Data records

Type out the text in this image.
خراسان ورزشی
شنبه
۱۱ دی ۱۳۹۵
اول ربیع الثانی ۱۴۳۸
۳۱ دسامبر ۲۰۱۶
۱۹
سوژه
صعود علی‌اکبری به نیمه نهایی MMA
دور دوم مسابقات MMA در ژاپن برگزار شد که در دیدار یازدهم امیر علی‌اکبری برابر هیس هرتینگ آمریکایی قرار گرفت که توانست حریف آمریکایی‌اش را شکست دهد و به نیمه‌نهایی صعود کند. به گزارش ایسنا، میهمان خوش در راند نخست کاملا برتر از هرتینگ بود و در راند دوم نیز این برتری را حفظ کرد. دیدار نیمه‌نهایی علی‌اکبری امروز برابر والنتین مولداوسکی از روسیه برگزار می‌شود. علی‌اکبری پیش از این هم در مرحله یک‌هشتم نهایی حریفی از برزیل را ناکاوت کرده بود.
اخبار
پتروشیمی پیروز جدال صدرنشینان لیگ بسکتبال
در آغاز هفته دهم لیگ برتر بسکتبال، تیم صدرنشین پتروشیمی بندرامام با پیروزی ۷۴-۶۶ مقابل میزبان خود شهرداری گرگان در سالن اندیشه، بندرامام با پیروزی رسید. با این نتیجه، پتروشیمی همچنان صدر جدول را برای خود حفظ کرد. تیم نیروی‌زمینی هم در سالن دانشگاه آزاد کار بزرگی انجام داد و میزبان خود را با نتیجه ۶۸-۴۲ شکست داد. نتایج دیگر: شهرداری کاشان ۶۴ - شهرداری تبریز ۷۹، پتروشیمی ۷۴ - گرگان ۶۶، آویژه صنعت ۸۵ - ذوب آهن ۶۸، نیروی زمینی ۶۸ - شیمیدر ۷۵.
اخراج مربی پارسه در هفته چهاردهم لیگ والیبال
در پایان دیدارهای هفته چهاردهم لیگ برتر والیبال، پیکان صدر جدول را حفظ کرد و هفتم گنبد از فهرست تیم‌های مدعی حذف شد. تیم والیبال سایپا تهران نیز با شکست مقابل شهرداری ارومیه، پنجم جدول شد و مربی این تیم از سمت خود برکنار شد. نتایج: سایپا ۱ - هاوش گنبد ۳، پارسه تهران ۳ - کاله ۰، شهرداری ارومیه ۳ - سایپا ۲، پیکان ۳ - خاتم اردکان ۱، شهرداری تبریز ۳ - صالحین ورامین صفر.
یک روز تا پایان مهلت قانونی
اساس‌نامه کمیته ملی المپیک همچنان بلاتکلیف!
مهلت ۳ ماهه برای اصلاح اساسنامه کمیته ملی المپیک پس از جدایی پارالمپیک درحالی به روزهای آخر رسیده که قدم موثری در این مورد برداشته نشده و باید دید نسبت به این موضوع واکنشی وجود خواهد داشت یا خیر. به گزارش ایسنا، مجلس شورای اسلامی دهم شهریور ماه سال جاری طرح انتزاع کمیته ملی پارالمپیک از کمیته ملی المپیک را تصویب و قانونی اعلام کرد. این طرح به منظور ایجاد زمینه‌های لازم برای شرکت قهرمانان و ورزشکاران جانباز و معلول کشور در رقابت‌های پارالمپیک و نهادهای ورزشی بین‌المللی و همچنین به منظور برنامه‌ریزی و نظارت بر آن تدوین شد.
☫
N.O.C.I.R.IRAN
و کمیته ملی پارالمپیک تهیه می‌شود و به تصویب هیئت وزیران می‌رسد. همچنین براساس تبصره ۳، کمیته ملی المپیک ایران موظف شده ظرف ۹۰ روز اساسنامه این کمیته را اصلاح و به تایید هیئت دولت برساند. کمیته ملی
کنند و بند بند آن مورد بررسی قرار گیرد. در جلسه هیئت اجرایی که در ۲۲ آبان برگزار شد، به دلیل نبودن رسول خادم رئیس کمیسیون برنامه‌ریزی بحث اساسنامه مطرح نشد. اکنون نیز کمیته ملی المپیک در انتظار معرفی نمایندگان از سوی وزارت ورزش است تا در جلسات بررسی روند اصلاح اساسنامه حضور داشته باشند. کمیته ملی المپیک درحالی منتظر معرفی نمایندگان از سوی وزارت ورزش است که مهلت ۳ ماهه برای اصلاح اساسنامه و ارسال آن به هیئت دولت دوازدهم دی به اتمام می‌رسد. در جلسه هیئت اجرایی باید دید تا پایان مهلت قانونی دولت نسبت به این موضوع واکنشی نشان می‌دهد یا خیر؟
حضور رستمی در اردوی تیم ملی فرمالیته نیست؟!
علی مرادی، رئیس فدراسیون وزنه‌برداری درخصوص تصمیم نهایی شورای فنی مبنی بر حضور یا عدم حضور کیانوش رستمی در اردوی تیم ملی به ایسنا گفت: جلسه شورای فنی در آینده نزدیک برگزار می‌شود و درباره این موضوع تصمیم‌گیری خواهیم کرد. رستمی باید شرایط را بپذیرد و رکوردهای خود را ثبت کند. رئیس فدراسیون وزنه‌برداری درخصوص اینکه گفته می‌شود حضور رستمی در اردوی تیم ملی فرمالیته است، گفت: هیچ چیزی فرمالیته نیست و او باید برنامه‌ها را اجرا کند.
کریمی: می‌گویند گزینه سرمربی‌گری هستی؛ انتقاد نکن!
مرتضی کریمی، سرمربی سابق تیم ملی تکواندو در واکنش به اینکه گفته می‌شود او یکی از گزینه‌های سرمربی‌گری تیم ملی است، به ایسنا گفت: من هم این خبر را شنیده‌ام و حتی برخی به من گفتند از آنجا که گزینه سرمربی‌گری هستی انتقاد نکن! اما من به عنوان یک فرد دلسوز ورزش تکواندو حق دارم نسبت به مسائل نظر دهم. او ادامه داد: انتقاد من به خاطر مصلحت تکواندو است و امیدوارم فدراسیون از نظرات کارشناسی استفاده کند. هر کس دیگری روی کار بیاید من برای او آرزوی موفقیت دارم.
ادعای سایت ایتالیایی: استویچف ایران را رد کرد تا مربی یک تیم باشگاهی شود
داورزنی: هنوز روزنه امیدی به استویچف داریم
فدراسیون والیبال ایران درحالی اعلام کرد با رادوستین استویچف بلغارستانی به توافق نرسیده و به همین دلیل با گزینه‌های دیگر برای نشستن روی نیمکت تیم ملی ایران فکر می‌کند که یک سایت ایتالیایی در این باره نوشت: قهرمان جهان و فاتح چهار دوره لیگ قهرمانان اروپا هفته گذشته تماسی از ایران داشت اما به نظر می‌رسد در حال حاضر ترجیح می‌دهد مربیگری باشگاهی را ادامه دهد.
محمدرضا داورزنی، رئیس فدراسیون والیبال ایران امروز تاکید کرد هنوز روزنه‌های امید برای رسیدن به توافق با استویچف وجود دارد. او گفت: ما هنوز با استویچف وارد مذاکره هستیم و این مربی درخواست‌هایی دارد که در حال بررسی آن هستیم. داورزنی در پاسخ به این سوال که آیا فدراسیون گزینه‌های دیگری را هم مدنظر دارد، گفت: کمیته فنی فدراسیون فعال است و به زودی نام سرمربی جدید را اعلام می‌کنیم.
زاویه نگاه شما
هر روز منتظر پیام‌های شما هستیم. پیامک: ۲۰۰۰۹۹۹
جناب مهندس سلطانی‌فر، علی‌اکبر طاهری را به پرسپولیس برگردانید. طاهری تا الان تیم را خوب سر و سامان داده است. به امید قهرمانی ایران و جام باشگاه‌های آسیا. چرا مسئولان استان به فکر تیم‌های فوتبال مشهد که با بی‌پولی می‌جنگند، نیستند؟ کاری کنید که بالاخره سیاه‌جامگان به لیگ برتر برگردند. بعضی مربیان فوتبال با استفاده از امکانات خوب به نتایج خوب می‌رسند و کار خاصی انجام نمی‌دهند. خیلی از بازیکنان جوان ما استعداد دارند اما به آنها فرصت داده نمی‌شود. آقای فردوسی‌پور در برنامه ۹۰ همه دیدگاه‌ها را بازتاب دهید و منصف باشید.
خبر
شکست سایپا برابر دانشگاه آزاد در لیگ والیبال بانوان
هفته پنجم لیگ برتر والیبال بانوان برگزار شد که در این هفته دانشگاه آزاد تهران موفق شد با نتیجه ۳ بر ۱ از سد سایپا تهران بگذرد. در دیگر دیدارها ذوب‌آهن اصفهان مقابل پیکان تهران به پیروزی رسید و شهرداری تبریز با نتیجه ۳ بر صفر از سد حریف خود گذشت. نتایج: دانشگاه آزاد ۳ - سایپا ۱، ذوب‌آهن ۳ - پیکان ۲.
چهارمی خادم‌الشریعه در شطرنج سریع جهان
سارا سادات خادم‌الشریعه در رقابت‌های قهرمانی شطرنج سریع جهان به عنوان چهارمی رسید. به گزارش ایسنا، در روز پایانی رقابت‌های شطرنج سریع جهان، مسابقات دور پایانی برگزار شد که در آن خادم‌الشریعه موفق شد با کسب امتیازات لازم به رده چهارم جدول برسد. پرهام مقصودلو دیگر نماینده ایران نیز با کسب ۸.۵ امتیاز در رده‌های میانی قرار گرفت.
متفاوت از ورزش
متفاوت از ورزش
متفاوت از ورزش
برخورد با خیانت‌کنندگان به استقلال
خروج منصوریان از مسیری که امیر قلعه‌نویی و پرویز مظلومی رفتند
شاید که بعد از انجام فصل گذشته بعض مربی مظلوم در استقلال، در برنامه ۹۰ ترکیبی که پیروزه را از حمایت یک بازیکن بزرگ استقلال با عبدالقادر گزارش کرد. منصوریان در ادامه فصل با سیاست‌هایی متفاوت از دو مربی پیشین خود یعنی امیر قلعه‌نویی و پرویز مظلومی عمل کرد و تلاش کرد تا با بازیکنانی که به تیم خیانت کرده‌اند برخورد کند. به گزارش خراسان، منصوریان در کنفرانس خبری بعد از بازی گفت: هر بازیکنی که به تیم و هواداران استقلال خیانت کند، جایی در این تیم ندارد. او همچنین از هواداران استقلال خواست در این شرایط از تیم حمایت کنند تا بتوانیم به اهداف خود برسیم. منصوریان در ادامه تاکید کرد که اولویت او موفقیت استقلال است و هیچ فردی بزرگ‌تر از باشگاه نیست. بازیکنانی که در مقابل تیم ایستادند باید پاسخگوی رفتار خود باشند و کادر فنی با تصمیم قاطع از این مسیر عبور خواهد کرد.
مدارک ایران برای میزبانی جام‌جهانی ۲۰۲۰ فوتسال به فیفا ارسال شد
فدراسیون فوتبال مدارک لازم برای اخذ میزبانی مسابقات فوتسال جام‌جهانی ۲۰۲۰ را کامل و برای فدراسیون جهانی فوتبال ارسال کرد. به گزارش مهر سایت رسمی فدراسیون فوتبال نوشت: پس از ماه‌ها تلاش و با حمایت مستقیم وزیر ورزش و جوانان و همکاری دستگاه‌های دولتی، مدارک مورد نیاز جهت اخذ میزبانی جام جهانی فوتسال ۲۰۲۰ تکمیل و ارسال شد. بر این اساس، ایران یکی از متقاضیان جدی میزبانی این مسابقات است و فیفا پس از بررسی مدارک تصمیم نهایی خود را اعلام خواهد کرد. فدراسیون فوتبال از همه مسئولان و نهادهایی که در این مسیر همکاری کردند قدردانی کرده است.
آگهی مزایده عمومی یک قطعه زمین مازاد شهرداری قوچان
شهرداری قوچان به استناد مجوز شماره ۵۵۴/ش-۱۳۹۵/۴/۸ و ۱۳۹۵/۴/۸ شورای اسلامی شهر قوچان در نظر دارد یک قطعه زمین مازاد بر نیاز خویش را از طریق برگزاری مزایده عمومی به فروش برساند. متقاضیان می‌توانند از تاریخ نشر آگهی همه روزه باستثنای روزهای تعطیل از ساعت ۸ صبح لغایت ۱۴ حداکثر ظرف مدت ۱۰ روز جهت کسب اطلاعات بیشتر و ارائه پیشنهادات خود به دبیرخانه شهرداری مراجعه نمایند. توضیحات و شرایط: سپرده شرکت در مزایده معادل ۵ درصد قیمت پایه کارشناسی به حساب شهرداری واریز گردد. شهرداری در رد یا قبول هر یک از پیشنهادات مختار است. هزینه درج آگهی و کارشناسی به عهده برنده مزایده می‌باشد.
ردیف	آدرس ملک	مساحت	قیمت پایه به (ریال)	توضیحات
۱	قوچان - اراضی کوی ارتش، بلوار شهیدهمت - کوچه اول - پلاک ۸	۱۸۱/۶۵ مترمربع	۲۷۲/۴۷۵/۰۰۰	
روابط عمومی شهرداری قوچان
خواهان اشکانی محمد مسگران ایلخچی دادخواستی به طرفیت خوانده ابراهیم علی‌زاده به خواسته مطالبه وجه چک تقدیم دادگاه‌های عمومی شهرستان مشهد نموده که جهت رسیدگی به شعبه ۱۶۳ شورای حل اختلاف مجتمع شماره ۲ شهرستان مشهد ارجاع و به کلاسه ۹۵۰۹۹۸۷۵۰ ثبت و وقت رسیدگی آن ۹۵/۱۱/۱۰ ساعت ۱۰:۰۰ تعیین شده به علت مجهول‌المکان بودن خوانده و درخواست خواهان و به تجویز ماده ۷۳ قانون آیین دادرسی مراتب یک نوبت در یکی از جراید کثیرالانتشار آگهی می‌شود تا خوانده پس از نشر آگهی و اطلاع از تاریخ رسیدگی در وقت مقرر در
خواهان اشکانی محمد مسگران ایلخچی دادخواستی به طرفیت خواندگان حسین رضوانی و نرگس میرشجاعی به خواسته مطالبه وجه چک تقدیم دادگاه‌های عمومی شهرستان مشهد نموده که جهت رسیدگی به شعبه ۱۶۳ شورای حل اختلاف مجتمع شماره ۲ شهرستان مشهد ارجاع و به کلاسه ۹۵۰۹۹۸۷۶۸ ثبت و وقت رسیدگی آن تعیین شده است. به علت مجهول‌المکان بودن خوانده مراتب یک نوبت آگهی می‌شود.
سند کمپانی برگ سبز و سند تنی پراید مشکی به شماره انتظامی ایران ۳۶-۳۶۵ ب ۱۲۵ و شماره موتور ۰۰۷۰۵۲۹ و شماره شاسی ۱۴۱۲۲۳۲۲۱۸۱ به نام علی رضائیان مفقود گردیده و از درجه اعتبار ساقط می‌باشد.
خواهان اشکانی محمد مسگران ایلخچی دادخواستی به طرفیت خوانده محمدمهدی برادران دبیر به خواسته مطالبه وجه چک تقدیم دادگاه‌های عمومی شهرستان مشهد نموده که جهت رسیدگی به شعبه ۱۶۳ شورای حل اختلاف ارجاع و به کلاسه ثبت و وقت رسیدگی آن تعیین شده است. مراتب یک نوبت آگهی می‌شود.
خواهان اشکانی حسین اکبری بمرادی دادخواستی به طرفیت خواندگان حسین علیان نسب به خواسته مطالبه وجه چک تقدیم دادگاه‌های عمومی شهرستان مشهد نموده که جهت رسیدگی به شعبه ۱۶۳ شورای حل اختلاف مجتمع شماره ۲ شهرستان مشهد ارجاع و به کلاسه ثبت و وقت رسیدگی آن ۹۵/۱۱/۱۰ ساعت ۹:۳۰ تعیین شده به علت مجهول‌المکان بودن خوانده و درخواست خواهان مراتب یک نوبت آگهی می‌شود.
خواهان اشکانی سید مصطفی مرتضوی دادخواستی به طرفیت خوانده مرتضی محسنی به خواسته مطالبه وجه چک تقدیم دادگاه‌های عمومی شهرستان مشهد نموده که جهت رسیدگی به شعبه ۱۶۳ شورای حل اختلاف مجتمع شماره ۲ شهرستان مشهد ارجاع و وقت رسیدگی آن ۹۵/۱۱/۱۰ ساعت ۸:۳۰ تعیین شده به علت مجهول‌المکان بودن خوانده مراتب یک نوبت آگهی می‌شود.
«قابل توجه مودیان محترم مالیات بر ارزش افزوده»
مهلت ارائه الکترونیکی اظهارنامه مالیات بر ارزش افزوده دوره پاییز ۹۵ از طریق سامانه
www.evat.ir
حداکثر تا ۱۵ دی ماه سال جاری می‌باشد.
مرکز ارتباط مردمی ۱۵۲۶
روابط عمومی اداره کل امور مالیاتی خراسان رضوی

(To do): Say how many lines above hold the word "نیمه", giving only the count.

(The response): 2